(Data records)

■ ■ ■ ■

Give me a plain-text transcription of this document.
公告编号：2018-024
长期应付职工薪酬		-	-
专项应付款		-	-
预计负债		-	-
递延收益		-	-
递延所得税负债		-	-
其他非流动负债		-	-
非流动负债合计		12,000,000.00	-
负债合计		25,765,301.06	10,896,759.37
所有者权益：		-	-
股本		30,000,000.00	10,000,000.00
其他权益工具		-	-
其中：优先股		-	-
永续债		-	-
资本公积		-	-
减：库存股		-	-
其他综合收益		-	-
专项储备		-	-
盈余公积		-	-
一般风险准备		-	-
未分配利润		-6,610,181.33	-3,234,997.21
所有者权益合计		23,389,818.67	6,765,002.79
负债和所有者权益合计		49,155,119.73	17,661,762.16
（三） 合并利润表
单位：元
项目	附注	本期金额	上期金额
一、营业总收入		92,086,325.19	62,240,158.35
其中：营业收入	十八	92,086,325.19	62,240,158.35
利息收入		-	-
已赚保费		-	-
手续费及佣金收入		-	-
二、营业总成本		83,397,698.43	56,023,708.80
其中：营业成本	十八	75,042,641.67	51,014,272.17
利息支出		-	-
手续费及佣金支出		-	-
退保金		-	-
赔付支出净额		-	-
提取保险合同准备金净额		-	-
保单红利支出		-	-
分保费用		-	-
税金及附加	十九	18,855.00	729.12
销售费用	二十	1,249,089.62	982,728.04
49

■ ■ ■ ■

Reproduce the data shown above exactly.

Give me a plain-text transcription of this document.
公告编号：2018-024
长期应付职工薪酬		-	-
专项应付款		-	-
预计负债		-	-
递延收益		-	-
递延所得税负债		-	-
其他非流动负债		-	-
非流动负债合计		12,000,000.00	-
负债合计		25,765,301.06	10,896,759.37
所有者权益：		-	-
股本		30,000,000.00	10,000,000.00
其他权益工具		-	-
其中：优先股		-	-
永续债		-	-
资本公积		-	-
减：库存股		-	-
其他综合收益		-	-
专项储备		-	-
盈余公积		-	-
一般风险准备		-	-
未分配利润		-6,610,181.33	-3,234,997.21
所有者权益合计		23,389,818.67	6,765,002.79
负债和所有者权益合计		49,155,119.73	17,661,762.16
（三） 合并利润表
单位：元
项目	附注	本期金额	上期金额
一、营业总收入		92,086,325.19	62,240,158.35
其中：营业收入	十八	92,086,325.19	62,240,158.35
利息收入		-	-
已赚保费		-	-
手续费及佣金收入		-	-
二、营业总成本		83,397,698.43	56,023,708.80
其中：营业成本	十八	75,042,641.67	51,014,272.17
利息支出		-	-
手续费及佣金支出		-	-
退保金		-	-
赔付支出净额		-	-
提取保险合同准备金净额		-	-
保单红利支出		-	-
分保费用		-	-
税金及附加	十九	18,855.00	729.12
销售费用	二十	1,249,089.62	982,728.04
49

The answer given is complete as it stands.